(Rows from a figure dataset)
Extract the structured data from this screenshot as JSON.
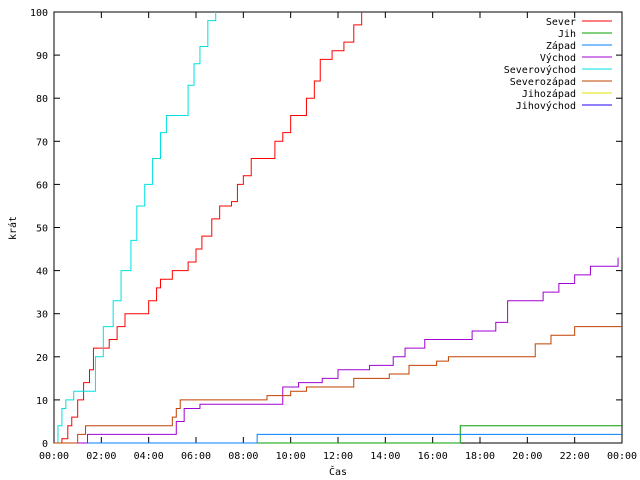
{
  "chart_data": {
    "type": "line",
    "xlabel": "Čas",
    "ylabel": "krát",
    "xlim": [
      "00:00",
      "24:00"
    ],
    "ylim": [
      0,
      100
    ],
    "x_ticks": [
      "00:00",
      "02:00",
      "04:00",
      "06:00",
      "08:00",
      "10:00",
      "12:00",
      "14:00",
      "16:00",
      "18:00",
      "20:00",
      "22:00",
      "00:00"
    ],
    "y_ticks": [
      0,
      10,
      20,
      30,
      40,
      50,
      60,
      70,
      80,
      90,
      100
    ],
    "grid": false,
    "legend_position": "top-right",
    "series": [
      {
        "name": "Sever",
        "color": "#ff0000",
        "points": [
          [
            "00:00",
            0
          ],
          [
            "00:20",
            1
          ],
          [
            "00:35",
            4
          ],
          [
            "00:45",
            6
          ],
          [
            "01:00",
            10
          ],
          [
            "01:15",
            14
          ],
          [
            "01:30",
            17
          ],
          [
            "01:40",
            22
          ],
          [
            "02:20",
            24
          ],
          [
            "02:40",
            27
          ],
          [
            "03:00",
            30
          ],
          [
            "03:45",
            30
          ],
          [
            "04:00",
            33
          ],
          [
            "04:20",
            36
          ],
          [
            "04:30",
            38
          ],
          [
            "05:00",
            40
          ],
          [
            "05:40",
            42
          ],
          [
            "06:00",
            45
          ],
          [
            "06:15",
            48
          ],
          [
            "06:40",
            52
          ],
          [
            "07:00",
            55
          ],
          [
            "07:30",
            56
          ],
          [
            "07:45",
            60
          ],
          [
            "08:00",
            62
          ],
          [
            "08:20",
            66
          ],
          [
            "09:00",
            66
          ],
          [
            "09:20",
            70
          ],
          [
            "09:40",
            72
          ],
          [
            "10:00",
            76
          ],
          [
            "10:40",
            80
          ],
          [
            "11:00",
            84
          ],
          [
            "11:15",
            89
          ],
          [
            "11:45",
            91
          ],
          [
            "12:15",
            93
          ],
          [
            "12:40",
            97
          ],
          [
            "13:00",
            100
          ]
        ]
      },
      {
        "name": "Jih",
        "color": "#00a000",
        "points": [
          [
            "00:00",
            0
          ],
          [
            "17:00",
            0
          ],
          [
            "17:10",
            4
          ],
          [
            "24:00",
            4
          ]
        ]
      },
      {
        "name": "Západ",
        "color": "#0080ff",
        "points": [
          [
            "00:00",
            0
          ],
          [
            "08:30",
            0
          ],
          [
            "08:35",
            2
          ],
          [
            "24:00",
            2
          ]
        ]
      },
      {
        "name": "Východ",
        "color": "#a000d0",
        "points": [
          [
            "00:00",
            0
          ],
          [
            "01:20",
            0
          ],
          [
            "01:25",
            2
          ],
          [
            "05:00",
            2
          ],
          [
            "05:10",
            5
          ],
          [
            "05:30",
            8
          ],
          [
            "06:10",
            9
          ],
          [
            "08:40",
            9
          ],
          [
            "09:40",
            13
          ],
          [
            "10:20",
            14
          ],
          [
            "11:20",
            15
          ],
          [
            "12:00",
            17
          ],
          [
            "13:20",
            18
          ],
          [
            "14:20",
            20
          ],
          [
            "14:50",
            22
          ],
          [
            "15:40",
            24
          ],
          [
            "17:40",
            26
          ],
          [
            "18:40",
            28
          ],
          [
            "19:10",
            33
          ],
          [
            "20:00",
            33
          ],
          [
            "20:40",
            35
          ],
          [
            "21:20",
            37
          ],
          [
            "22:00",
            39
          ],
          [
            "22:40",
            41
          ],
          [
            "23:50",
            43
          ]
        ]
      },
      {
        "name": "Severovýchod",
        "color": "#00e0e0",
        "points": [
          [
            "00:00",
            0
          ],
          [
            "00:10",
            4
          ],
          [
            "00:20",
            8
          ],
          [
            "00:30",
            10
          ],
          [
            "00:50",
            12
          ],
          [
            "01:30",
            12
          ],
          [
            "01:45",
            20
          ],
          [
            "02:05",
            27
          ],
          [
            "02:30",
            33
          ],
          [
            "02:50",
            40
          ],
          [
            "03:15",
            47
          ],
          [
            "03:30",
            55
          ],
          [
            "03:50",
            60
          ],
          [
            "04:10",
            66
          ],
          [
            "04:30",
            72
          ],
          [
            "04:45",
            76
          ],
          [
            "05:20",
            76
          ],
          [
            "05:40",
            83
          ],
          [
            "05:55",
            88
          ],
          [
            "06:10",
            92
          ],
          [
            "06:30",
            98
          ],
          [
            "06:50",
            100
          ]
        ]
      },
      {
        "name": "Severozápad",
        "color": "#c04000",
        "points": [
          [
            "00:00",
            0
          ],
          [
            "00:55",
            0
          ],
          [
            "01:00",
            2
          ],
          [
            "01:20",
            4
          ],
          [
            "04:50",
            4
          ],
          [
            "05:00",
            6
          ],
          [
            "05:10",
            8
          ],
          [
            "05:20",
            10
          ],
          [
            "08:50",
            10
          ],
          [
            "09:00",
            11
          ],
          [
            "10:00",
            12
          ],
          [
            "10:40",
            13
          ],
          [
            "12:40",
            15
          ],
          [
            "14:10",
            16
          ],
          [
            "15:00",
            18
          ],
          [
            "16:10",
            19
          ],
          [
            "16:40",
            20
          ],
          [
            "20:10",
            20
          ],
          [
            "20:20",
            23
          ],
          [
            "21:00",
            25
          ],
          [
            "22:00",
            27
          ],
          [
            "24:00",
            27
          ]
        ]
      },
      {
        "name": "Jihozápad",
        "color": "#e0e000",
        "points": []
      },
      {
        "name": "Jihovýchod",
        "color": "#2000ff",
        "points": []
      }
    ]
  }
}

# JOB:
Set down the material above as is, without any pictures.

# ANSWER TO THIS EXERCISE:
Extract the structured data from this screenshot as JSON.
{
  "chart_data": {
    "type": "line",
    "xlabel": "Čas",
    "ylabel": "krát",
    "xlim": [
      "00:00",
      "24:00"
    ],
    "ylim": [
      0,
      100
    ],
    "x_ticks": [
      "00:00",
      "02:00",
      "04:00",
      "06:00",
      "08:00",
      "10:00",
      "12:00",
      "14:00",
      "16:00",
      "18:00",
      "20:00",
      "22:00",
      "00:00"
    ],
    "y_ticks": [
      0,
      10,
      20,
      30,
      40,
      50,
      60,
      70,
      80,
      90,
      100
    ],
    "grid": false,
    "legend_position": "top-right",
    "series": [
      {
        "name": "Sever",
        "color": "#ff0000",
        "points": [
          [
            "00:00",
            0
          ],
          [
            "00:20",
            1
          ],
          [
            "00:35",
            4
          ],
          [
            "00:45",
            6
          ],
          [
            "01:00",
            10
          ],
          [
            "01:15",
            14
          ],
          [
            "01:30",
            17
          ],
          [
            "01:40",
            22
          ],
          [
            "02:20",
            24
          ],
          [
            "02:40",
            27
          ],
          [
            "03:00",
            30
          ],
          [
            "03:45",
            30
          ],
          [
            "04:00",
            33
          ],
          [
            "04:20",
            36
          ],
          [
            "04:30",
            38
          ],
          [
            "05:00",
            40
          ],
          [
            "05:40",
            42
          ],
          [
            "06:00",
            45
          ],
          [
            "06:15",
            48
          ],
          [
            "06:40",
            52
          ],
          [
            "07:00",
            55
          ],
          [
            "07:30",
            56
          ],
          [
            "07:45",
            60
          ],
          [
            "08:00",
            62
          ],
          [
            "08:20",
            66
          ],
          [
            "09:00",
            66
          ],
          [
            "09:20",
            70
          ],
          [
            "09:40",
            72
          ],
          [
            "10:00",
            76
          ],
          [
            "10:40",
            80
          ],
          [
            "11:00",
            84
          ],
          [
            "11:15",
            89
          ],
          [
            "11:45",
            91
          ],
          [
            "12:15",
            93
          ],
          [
            "12:40",
            97
          ],
          [
            "13:00",
            100
          ]
        ]
      },
      {
        "name": "Jih",
        "color": "#00a000",
        "points": [
          [
            "00:00",
            0
          ],
          [
            "17:00",
            0
          ],
          [
            "17:10",
            4
          ],
          [
            "24:00",
            4
          ]
        ]
      },
      {
        "name": "Západ",
        "color": "#0080ff",
        "points": [
          [
            "00:00",
            0
          ],
          [
            "08:30",
            0
          ],
          [
            "08:35",
            2
          ],
          [
            "24:00",
            2
          ]
        ]
      },
      {
        "name": "Východ",
        "color": "#a000d0",
        "points": [
          [
            "00:00",
            0
          ],
          [
            "01:20",
            0
          ],
          [
            "01:25",
            2
          ],
          [
            "05:00",
            2
          ],
          [
            "05:10",
            5
          ],
          [
            "05:30",
            8
          ],
          [
            "06:10",
            9
          ],
          [
            "08:40",
            9
          ],
          [
            "09:40",
            13
          ],
          [
            "10:20",
            14
          ],
          [
            "11:20",
            15
          ],
          [
            "12:00",
            17
          ],
          [
            "13:20",
            18
          ],
          [
            "14:20",
            20
          ],
          [
            "14:50",
            22
          ],
          [
            "15:40",
            24
          ],
          [
            "17:40",
            26
          ],
          [
            "18:40",
            28
          ],
          [
            "19:10",
            33
          ],
          [
            "20:00",
            33
          ],
          [
            "20:40",
            35
          ],
          [
            "21:20",
            37
          ],
          [
            "22:00",
            39
          ],
          [
            "22:40",
            41
          ],
          [
            "23:50",
            43
          ]
        ]
      },
      {
        "name": "Severovýchod",
        "color": "#00e0e0",
        "points": [
          [
            "00:00",
            0
          ],
          [
            "00:10",
            4
          ],
          [
            "00:20",
            8
          ],
          [
            "00:30",
            10
          ],
          [
            "00:50",
            12
          ],
          [
            "01:30",
            12
          ],
          [
            "01:45",
            20
          ],
          [
            "02:05",
            27
          ],
          [
            "02:30",
            33
          ],
          [
            "02:50",
            40
          ],
          [
            "03:15",
            47
          ],
          [
            "03:30",
            55
          ],
          [
            "03:50",
            60
          ],
          [
            "04:10",
            66
          ],
          [
            "04:30",
            72
          ],
          [
            "04:45",
            76
          ],
          [
            "05:20",
            76
          ],
          [
            "05:40",
            83
          ],
          [
            "05:55",
            88
          ],
          [
            "06:10",
            92
          ],
          [
            "06:30",
            98
          ],
          [
            "06:50",
            100
          ]
        ]
      },
      {
        "name": "Severozápad",
        "color": "#c04000",
        "points": [
          [
            "00:00",
            0
          ],
          [
            "00:55",
            0
          ],
          [
            "01:00",
            2
          ],
          [
            "01:20",
            4
          ],
          [
            "04:50",
            4
          ],
          [
            "05:00",
            6
          ],
          [
            "05:10",
            8
          ],
          [
            "05:20",
            10
          ],
          [
            "08:50",
            10
          ],
          [
            "09:00",
            11
          ],
          [
            "10:00",
            12
          ],
          [
            "10:40",
            13
          ],
          [
            "12:40",
            15
          ],
          [
            "14:10",
            16
          ],
          [
            "15:00",
            18
          ],
          [
            "16:10",
            19
          ],
          [
            "16:40",
            20
          ],
          [
            "20:10",
            20
          ],
          [
            "20:20",
            23
          ],
          [
            "21:00",
            25
          ],
          [
            "22:00",
            27
          ],
          [
            "24:00",
            27
          ]
        ]
      },
      {
        "name": "Jihozápad",
        "color": "#e0e000",
        "points": []
      },
      {
        "name": "Jihovýchod",
        "color": "#2000ff",
        "points": []
      }
    ]
  }
}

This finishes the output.